### TEXT UNDER STUDY
This Wednesday, Gov. Greg Abbott signed House Bill 8 into law, which will replace STAAR with three shorter assessments in the beginning, middle, and end of the school year — starting 2027-28.
The new testing system is meant to reduce the stress of a single, high-stakes exam and give quicker access to information about how students are doing.
The Texas Education Agency, which currently designs and oversees the STAAR exam, will design and administer the new end-of-year test. Schools will be able to give other nationally recognized assessments and count them as beginning and midyear tests, but it’s unclear what specific tests will qualify.
Families will be able to access scores in around two days, much quicker than the usual several-week waiting period of STAAR. Scores of all three tests will be represented in percentile ranks.
Growth based on the scores from the three tests will also count toward TEA accountability ratings. However, implementation is unclear, especially since schools may use different tests for the beginning and middle of the year.
Some educators, like RHS Algebra I and IB math teacher Carlos Rodriguez, disagree with this new student progress-based approach. “I feel that the fact that we’ve strayed away from A, B, C, D, or F into growth is indicative of the fact that our performance is very low. Because now you aren’t looking at achievement, you’re looking at progress. And progression is — and probably can be — shown easier than performance,” he said.

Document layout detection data
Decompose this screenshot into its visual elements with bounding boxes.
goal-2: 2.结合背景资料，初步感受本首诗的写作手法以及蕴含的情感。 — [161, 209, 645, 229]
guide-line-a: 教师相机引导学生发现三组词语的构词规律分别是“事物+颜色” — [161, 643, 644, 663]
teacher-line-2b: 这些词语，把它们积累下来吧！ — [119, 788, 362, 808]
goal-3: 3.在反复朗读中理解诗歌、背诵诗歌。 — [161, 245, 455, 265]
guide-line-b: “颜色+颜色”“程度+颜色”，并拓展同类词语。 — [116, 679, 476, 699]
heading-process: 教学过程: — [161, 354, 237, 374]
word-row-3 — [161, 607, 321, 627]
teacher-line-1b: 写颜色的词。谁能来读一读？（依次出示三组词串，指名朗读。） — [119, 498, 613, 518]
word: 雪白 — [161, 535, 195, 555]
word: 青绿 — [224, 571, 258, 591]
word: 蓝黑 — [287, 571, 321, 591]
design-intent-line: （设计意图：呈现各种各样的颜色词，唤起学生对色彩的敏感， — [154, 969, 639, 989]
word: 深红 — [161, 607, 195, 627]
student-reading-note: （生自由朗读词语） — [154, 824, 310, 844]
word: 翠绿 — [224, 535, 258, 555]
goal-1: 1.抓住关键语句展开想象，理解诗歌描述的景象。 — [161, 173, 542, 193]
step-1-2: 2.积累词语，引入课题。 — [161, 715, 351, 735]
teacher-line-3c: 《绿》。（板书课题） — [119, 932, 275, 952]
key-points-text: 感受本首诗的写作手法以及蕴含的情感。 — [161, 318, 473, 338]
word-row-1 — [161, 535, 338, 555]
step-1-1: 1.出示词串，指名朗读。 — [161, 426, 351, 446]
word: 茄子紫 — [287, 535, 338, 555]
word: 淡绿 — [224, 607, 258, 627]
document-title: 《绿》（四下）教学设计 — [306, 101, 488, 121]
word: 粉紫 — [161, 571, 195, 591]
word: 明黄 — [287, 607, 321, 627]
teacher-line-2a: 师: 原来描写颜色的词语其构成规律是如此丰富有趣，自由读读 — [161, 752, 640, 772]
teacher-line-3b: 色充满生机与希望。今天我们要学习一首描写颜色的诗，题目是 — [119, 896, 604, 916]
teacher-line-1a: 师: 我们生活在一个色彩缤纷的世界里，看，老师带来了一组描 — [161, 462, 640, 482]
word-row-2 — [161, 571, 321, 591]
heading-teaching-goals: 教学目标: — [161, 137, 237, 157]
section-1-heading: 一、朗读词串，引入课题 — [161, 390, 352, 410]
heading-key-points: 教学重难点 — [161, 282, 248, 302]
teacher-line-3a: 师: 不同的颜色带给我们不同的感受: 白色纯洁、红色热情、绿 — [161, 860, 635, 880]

### WORK INSTRUCTION 1
List the points in the school year when the new assessments described in the article on replacing the STAAR exam will be given.
### WORK INSTRUCTION 2
Write the next part of the article on replacing the STAAR exam, picking up after its final sentence.

### WRITTEN ANSWER 1
The beginning, middle, and end of the school year.

### WRITTEN ANSWER 2
The bill will also prohibit teachers from administering practice tests, like the current mock STAAR, with the intention of saving instructional time.
Despite the ban on practice tests, Rodriguez cautioned that the new system may unintentionally take more time through added reviews. “With more tests comes more pressure. Administrators don’t want scores that look bad, so teachers may feel pushed to spend even more time on reviews instead of instruction,” he said.
The bill also gives the TEA the power to change accountability rating criteria every five years and requires the agency to communicate any changes by July 15, before each school year.
In addition, high school students will no longer be required to pass the English II exam to graduate. Currently, students need to pass five end-of-year assessments to earn their diploma, including Algebra I, Biology, English I, and U.S. History.
With the bill’s signing, Rodriguez made it clear that neither the current nor the new testing system satisfies him, instead advocating for decentralization.
“I feel that educators should have the autonomy to create assessments. Maybe even at a school level, because although you may have similar demographics, you might have similar statistics between different school districts, the culture of the school in and of itself may influence the aptitude of some of [the testing system],” he said.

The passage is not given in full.